Extracted data entries:
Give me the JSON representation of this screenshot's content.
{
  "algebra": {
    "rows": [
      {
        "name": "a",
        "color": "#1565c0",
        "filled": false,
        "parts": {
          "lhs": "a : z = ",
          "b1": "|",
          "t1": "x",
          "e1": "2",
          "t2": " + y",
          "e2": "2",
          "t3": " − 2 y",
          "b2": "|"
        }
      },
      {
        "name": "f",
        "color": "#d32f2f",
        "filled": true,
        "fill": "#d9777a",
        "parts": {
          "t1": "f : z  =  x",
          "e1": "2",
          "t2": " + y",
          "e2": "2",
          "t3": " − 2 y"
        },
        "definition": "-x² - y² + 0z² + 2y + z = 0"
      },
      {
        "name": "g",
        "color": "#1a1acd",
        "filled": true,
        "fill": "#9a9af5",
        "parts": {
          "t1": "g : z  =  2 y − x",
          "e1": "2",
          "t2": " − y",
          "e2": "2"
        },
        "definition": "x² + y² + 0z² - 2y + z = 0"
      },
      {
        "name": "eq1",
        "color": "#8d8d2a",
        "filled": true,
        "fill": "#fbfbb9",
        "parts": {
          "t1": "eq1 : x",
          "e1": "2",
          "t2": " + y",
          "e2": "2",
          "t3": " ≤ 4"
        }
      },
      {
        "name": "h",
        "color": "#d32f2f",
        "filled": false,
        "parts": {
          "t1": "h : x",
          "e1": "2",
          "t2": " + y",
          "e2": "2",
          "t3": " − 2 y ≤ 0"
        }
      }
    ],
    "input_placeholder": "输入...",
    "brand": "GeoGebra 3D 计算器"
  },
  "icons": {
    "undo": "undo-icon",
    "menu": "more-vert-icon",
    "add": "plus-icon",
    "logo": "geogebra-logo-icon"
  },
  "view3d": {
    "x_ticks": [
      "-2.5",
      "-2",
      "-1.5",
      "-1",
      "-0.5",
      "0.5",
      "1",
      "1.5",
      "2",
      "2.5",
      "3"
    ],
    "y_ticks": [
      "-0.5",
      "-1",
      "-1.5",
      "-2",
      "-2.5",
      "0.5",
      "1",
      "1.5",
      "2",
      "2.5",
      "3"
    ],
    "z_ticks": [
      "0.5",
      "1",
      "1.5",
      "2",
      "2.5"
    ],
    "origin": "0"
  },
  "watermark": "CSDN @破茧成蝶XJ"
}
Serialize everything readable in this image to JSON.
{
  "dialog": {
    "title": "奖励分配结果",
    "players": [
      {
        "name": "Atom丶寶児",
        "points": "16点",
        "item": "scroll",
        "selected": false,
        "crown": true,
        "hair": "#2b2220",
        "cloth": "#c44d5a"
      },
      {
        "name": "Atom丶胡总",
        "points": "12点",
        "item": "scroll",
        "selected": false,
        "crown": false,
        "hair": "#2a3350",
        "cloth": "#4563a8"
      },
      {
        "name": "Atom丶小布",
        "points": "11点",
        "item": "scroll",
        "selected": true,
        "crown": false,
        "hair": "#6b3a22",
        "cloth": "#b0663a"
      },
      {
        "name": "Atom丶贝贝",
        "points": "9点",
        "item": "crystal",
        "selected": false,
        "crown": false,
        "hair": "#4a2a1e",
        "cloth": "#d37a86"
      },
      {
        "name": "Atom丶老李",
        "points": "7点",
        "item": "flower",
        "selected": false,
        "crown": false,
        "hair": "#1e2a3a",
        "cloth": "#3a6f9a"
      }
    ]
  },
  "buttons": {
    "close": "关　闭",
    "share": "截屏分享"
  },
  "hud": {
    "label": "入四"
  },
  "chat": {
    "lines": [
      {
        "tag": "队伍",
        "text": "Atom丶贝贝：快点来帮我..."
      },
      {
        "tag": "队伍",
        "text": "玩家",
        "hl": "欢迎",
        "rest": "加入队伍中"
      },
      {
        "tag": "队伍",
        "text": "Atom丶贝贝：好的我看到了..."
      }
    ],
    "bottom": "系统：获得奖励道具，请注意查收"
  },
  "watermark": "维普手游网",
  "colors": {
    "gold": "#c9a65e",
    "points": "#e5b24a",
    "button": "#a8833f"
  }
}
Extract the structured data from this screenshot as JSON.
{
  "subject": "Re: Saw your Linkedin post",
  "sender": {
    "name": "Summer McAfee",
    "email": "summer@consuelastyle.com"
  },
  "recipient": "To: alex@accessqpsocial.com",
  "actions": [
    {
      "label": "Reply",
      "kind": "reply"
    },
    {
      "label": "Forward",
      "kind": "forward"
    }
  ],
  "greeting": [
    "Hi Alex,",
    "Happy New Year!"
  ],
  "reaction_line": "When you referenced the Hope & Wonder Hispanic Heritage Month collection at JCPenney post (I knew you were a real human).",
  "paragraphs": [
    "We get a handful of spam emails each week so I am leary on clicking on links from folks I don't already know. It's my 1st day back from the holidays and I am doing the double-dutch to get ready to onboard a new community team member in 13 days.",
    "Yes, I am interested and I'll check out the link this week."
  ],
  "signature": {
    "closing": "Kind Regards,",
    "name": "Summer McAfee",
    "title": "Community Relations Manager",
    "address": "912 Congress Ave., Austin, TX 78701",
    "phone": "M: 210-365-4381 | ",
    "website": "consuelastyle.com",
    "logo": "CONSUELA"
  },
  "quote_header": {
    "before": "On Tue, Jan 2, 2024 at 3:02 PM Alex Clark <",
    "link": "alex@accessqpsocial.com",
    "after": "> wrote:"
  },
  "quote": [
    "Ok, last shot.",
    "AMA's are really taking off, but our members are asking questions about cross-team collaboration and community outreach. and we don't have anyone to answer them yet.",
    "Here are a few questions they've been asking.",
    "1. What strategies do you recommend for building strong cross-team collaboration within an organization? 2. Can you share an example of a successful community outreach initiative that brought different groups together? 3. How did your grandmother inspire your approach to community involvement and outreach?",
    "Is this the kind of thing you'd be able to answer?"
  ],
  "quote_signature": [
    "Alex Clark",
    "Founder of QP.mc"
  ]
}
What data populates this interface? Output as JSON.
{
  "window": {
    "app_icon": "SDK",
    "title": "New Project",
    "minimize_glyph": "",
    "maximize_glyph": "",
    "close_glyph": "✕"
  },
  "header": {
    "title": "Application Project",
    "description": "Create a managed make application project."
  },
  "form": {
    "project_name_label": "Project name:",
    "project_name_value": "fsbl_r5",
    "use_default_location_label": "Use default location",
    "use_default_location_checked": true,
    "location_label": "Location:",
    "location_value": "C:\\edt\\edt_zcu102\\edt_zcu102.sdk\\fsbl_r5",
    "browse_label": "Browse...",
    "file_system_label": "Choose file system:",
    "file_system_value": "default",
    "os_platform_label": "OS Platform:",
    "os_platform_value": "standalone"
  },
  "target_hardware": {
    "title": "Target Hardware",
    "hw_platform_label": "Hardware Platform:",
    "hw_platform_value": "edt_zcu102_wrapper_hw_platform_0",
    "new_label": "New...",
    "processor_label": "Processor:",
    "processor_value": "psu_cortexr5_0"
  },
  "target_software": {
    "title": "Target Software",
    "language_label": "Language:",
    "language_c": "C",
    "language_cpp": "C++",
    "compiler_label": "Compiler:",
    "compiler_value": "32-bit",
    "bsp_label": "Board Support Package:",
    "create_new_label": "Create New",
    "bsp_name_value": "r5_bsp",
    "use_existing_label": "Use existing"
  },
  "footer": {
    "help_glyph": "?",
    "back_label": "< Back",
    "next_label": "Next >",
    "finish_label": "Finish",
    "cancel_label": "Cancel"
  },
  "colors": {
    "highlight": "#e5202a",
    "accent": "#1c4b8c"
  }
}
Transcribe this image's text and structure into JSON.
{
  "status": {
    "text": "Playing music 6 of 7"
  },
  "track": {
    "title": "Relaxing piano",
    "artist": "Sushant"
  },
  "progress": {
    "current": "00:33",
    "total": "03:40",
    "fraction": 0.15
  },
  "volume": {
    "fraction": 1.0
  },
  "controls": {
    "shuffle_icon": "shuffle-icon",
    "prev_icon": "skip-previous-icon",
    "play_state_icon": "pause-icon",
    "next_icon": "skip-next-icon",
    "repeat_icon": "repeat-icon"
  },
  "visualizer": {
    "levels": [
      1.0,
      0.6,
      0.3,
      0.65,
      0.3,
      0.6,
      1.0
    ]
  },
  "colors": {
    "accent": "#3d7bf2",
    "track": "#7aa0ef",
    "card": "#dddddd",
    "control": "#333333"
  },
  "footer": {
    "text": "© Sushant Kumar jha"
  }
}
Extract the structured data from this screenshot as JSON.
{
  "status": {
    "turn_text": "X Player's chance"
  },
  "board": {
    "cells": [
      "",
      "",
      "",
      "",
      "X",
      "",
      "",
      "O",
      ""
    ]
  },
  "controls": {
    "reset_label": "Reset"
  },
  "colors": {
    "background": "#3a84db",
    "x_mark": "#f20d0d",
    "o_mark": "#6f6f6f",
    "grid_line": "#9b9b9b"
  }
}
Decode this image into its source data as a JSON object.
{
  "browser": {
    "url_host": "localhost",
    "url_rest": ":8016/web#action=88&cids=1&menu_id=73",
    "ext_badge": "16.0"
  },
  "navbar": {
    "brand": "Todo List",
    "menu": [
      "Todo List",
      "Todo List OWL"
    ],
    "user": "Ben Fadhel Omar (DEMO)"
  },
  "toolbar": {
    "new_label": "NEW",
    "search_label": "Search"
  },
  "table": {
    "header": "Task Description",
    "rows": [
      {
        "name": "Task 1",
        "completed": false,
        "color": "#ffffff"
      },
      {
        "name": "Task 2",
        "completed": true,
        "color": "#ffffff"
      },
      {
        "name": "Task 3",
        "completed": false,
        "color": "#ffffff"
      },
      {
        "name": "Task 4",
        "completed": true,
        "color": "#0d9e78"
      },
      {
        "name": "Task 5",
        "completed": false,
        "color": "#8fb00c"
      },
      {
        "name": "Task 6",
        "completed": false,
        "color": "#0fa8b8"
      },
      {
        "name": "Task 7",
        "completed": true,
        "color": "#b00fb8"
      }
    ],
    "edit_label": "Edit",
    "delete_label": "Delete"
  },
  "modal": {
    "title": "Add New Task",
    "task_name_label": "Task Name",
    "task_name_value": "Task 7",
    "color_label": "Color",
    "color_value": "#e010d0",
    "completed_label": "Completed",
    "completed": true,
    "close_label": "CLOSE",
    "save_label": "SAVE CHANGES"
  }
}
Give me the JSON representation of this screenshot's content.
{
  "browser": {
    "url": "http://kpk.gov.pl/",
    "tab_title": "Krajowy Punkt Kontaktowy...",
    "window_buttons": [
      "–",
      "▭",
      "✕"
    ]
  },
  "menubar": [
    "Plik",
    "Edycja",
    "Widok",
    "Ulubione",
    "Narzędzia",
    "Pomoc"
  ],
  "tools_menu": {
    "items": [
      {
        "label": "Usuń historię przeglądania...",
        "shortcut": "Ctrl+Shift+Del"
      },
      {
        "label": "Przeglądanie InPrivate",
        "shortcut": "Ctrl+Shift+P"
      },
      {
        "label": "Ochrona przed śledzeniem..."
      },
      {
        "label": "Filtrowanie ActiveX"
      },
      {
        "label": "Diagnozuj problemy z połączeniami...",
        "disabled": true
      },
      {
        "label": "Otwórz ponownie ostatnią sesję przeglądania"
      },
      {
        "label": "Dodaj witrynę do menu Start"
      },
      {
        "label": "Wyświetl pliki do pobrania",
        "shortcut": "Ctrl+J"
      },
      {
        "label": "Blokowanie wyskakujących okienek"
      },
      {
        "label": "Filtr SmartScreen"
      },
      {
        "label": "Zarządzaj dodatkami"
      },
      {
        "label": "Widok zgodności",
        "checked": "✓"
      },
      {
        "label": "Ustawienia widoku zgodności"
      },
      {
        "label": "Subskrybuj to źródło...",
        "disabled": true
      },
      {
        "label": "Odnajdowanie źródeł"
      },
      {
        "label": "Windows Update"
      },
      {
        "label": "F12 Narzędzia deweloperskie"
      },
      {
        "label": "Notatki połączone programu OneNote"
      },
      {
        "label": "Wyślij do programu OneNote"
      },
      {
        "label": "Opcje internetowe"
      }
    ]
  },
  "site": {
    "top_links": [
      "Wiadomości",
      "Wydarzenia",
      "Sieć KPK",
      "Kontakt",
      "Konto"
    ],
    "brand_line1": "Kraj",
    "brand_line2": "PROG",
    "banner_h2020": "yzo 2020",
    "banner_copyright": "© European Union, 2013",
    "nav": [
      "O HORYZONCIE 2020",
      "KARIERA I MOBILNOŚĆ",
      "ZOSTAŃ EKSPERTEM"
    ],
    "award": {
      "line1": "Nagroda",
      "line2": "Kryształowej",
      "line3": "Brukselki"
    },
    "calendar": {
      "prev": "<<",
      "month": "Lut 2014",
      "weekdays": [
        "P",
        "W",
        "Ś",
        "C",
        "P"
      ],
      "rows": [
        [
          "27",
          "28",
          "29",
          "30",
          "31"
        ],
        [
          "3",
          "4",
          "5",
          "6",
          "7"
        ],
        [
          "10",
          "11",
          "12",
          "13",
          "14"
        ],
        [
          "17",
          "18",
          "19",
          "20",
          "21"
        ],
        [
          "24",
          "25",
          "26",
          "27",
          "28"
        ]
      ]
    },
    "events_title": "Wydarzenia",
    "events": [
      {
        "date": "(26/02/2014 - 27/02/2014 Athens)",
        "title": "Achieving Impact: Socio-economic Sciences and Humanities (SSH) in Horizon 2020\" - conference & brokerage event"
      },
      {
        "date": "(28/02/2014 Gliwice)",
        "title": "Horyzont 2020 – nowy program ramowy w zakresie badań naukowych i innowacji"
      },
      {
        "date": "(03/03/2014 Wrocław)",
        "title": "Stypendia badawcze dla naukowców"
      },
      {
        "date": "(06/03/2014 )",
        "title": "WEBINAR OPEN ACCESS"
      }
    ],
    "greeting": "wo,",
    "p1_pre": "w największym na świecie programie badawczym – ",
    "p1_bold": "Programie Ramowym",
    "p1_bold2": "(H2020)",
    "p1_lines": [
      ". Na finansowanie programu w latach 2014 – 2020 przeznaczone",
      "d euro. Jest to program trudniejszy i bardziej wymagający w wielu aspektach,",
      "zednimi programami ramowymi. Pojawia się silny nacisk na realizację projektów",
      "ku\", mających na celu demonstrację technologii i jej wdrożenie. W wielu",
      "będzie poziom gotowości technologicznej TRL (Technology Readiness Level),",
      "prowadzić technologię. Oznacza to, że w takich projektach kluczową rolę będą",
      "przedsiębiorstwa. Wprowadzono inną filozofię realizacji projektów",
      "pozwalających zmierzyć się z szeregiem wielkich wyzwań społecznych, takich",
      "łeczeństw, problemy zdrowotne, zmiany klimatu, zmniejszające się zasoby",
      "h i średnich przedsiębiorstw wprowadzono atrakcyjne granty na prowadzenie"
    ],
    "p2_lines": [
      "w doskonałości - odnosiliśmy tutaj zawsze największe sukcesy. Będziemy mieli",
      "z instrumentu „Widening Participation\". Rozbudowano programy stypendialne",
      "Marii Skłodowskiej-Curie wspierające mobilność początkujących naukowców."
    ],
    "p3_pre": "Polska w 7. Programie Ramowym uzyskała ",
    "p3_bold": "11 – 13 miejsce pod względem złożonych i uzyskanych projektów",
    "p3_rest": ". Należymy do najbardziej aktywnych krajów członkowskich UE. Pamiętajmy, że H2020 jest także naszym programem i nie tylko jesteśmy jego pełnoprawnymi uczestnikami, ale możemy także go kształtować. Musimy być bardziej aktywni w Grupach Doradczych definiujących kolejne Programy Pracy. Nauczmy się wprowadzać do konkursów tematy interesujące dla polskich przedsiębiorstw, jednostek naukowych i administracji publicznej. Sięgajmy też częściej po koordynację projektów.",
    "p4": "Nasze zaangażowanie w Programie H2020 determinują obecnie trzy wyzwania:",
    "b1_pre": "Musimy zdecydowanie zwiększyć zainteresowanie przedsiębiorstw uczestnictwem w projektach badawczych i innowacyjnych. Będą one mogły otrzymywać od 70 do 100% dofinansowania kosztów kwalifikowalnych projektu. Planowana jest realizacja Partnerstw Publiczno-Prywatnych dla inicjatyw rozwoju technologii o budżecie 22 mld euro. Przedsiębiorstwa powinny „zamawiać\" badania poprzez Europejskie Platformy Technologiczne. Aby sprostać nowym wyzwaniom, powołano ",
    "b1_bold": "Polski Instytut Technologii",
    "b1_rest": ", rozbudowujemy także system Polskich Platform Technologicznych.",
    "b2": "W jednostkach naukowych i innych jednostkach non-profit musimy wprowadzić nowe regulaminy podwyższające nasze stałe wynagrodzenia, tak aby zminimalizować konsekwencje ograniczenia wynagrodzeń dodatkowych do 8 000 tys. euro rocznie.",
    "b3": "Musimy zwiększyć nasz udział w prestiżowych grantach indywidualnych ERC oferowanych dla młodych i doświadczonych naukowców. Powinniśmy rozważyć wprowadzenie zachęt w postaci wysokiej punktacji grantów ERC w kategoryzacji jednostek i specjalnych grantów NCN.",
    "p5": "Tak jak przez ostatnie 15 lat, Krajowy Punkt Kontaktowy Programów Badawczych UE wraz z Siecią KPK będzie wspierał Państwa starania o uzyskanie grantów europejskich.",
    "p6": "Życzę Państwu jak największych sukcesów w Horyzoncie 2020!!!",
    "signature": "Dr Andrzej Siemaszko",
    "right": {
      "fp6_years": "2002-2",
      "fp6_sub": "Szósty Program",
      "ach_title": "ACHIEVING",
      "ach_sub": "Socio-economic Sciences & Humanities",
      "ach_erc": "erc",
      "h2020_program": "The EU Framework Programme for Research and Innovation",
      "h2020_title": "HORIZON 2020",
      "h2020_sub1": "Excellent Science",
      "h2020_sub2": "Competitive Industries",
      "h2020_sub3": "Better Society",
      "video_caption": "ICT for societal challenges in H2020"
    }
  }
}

### EXERCISE
Out of the preceding entries, pull every line containing the string "Narzędzia".

### PROBLEM SOLUTION
    "Narzędzia",
        "label": "F12 Narzędzia deweloperskie"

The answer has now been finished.